- WHAT YOU SHOULD DO -
Render the stretch from the start of the records through the line containing "620, 639, 636]" as a JSON list of strings, one string per line, with blank lines left out.
○ ○ ○ ○ ○ ○ ○
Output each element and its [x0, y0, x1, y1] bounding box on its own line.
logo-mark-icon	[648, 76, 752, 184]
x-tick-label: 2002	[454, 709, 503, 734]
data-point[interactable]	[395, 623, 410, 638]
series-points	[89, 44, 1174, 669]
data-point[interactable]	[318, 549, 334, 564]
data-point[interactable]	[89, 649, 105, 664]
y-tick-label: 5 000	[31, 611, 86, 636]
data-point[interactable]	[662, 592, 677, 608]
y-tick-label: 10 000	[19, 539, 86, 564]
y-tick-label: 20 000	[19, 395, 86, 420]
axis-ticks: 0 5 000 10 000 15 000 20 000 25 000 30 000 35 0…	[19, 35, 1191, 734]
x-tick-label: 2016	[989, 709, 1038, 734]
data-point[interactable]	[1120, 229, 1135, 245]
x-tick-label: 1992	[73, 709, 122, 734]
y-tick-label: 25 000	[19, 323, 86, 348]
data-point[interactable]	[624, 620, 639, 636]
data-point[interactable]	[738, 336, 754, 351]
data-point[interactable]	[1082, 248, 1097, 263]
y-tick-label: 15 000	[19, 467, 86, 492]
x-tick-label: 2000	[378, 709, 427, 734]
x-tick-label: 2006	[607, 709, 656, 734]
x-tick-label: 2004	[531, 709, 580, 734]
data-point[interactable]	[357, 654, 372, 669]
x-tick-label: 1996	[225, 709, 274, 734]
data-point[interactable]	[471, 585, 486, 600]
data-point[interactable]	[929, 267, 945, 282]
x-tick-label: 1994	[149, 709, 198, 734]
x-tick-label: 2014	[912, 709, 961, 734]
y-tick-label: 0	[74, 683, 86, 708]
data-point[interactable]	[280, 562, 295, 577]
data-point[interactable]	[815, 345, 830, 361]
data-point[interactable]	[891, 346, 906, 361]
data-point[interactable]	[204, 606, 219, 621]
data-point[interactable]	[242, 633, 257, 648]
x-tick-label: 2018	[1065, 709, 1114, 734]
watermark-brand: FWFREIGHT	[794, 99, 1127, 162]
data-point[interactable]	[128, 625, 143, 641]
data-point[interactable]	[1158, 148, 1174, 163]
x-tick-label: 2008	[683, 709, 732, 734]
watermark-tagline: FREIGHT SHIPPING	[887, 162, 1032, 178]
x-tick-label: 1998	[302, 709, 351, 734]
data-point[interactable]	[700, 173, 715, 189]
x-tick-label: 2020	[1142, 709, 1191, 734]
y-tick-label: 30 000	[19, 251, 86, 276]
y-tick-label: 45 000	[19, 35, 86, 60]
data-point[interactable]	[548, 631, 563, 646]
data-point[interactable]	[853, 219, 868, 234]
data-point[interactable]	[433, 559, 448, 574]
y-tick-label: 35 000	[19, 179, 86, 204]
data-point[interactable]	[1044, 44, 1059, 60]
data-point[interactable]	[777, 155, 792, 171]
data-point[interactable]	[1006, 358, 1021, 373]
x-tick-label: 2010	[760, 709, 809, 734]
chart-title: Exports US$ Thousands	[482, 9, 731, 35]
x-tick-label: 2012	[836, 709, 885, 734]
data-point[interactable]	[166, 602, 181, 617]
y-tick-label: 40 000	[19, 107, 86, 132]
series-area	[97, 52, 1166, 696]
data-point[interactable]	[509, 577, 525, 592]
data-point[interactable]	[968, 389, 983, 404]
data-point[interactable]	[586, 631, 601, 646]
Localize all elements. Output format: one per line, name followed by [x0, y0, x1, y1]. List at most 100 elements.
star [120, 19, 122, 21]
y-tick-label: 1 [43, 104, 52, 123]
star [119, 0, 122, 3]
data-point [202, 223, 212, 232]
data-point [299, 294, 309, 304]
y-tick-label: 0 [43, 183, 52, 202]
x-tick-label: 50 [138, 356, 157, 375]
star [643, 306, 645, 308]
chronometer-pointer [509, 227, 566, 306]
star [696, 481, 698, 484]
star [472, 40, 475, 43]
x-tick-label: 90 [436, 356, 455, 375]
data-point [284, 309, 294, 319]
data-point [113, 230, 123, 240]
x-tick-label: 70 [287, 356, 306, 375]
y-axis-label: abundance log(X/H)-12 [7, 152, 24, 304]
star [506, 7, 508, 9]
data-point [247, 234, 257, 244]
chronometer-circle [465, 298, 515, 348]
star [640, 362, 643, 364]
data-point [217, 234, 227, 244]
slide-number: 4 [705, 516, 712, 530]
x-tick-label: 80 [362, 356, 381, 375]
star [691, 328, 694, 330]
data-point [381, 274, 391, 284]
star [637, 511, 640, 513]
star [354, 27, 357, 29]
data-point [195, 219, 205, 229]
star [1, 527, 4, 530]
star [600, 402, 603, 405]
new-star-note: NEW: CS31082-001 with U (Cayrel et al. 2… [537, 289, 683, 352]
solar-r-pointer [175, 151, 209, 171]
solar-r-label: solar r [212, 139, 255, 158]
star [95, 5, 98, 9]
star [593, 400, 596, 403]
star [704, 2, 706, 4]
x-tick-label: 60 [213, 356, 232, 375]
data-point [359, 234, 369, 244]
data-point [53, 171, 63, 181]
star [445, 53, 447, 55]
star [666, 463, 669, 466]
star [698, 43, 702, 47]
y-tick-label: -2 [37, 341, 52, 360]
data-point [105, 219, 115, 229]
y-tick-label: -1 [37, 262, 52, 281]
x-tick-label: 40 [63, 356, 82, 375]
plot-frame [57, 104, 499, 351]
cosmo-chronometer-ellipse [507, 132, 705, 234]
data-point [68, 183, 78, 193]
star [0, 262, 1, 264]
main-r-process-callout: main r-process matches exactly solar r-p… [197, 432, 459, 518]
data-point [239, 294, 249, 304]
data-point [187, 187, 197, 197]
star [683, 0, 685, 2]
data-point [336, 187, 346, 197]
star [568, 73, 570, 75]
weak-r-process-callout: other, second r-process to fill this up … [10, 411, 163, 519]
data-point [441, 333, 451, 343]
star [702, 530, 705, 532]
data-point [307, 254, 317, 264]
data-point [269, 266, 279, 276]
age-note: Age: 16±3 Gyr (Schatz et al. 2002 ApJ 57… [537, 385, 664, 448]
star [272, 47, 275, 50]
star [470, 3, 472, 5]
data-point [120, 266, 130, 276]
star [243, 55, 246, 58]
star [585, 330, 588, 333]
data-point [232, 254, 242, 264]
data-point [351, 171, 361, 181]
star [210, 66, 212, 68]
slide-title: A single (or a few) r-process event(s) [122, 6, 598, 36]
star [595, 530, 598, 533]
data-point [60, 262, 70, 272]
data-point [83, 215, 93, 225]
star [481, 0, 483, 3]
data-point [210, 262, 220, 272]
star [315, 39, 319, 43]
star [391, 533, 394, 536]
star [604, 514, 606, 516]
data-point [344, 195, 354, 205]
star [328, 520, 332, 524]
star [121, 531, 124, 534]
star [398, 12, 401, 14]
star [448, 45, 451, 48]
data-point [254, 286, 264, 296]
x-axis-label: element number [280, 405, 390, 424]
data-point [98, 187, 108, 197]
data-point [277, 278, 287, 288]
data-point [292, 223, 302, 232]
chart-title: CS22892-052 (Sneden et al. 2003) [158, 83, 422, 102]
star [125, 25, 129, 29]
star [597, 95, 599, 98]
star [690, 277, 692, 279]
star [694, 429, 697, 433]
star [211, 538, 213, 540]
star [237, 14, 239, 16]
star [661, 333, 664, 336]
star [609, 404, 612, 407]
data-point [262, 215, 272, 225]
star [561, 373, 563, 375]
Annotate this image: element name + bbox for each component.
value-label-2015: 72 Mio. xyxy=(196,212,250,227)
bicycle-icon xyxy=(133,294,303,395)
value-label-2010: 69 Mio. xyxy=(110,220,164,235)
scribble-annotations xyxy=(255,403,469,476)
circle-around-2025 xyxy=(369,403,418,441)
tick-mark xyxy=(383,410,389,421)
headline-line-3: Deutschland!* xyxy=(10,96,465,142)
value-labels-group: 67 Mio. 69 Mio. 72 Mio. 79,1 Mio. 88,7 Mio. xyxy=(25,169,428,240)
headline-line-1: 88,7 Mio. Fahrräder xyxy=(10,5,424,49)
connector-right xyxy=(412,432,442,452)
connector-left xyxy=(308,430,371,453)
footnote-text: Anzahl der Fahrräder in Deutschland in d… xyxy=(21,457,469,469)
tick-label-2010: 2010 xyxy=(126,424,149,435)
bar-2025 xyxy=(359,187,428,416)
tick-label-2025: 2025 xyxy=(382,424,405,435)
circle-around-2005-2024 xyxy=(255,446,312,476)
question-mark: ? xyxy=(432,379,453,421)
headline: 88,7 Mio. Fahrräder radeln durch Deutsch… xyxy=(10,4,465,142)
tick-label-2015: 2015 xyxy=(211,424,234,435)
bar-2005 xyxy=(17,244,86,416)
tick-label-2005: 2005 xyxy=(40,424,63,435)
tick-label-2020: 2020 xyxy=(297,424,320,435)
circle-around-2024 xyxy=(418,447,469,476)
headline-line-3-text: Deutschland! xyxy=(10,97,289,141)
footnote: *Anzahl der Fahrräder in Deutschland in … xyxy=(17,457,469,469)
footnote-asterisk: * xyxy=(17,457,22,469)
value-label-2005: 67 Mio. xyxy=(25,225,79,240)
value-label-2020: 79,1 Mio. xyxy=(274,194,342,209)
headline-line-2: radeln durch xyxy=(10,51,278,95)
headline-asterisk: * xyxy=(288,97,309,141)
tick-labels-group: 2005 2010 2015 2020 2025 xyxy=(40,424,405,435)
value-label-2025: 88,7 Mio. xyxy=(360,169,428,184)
○ ○ ○ ○ ○ ○ ○
- SOLVED PROBLEM -
[
  "Output each element and its [x0, y0, x1, y1] bounding box on its own line.",
  "logo-mark-icon\t[648, 76, 752, 184]",
  "x-tick-label: 2002\t[454, 709, 503, 734]",
  "data-point[interactable]\t[395, 623, 410, 638]",
  "series-points\t[89, 44, 1174, 669]",
  "data-point[interactable]\t[318, 549, 334, 564]",
  "data-point[interactable]\t[89, 649, 105, 664]",
  "y-tick-label: 5 000\t[31, 611, 86, 636]",
  "data-point[interactable]\t[662, 592, 677, 608]",
  "y-tick-label: 10 000\t[19, 539, 86, 564]",
  "y-tick-label: 20 000\t[19, 395, 86, 420]",
  "axis-ticks: 0 5 000 10 000 15 000 20 000 25 000 30 000 35 0…\t[19, 35, 1191, 734]",
  "x-tick-label: 2016\t[989, 709, 1038, 734]",
  "data-point[interactable]\t[1120, 229, 1135, 245]",
  "x-tick-label: 1992\t[73, 709, 122, 734]",
  "y-tick-label: 25 000\t[19, 323, 86, 348]",
  "data-point[interactable]\t[624, 620, 639, 636]"
]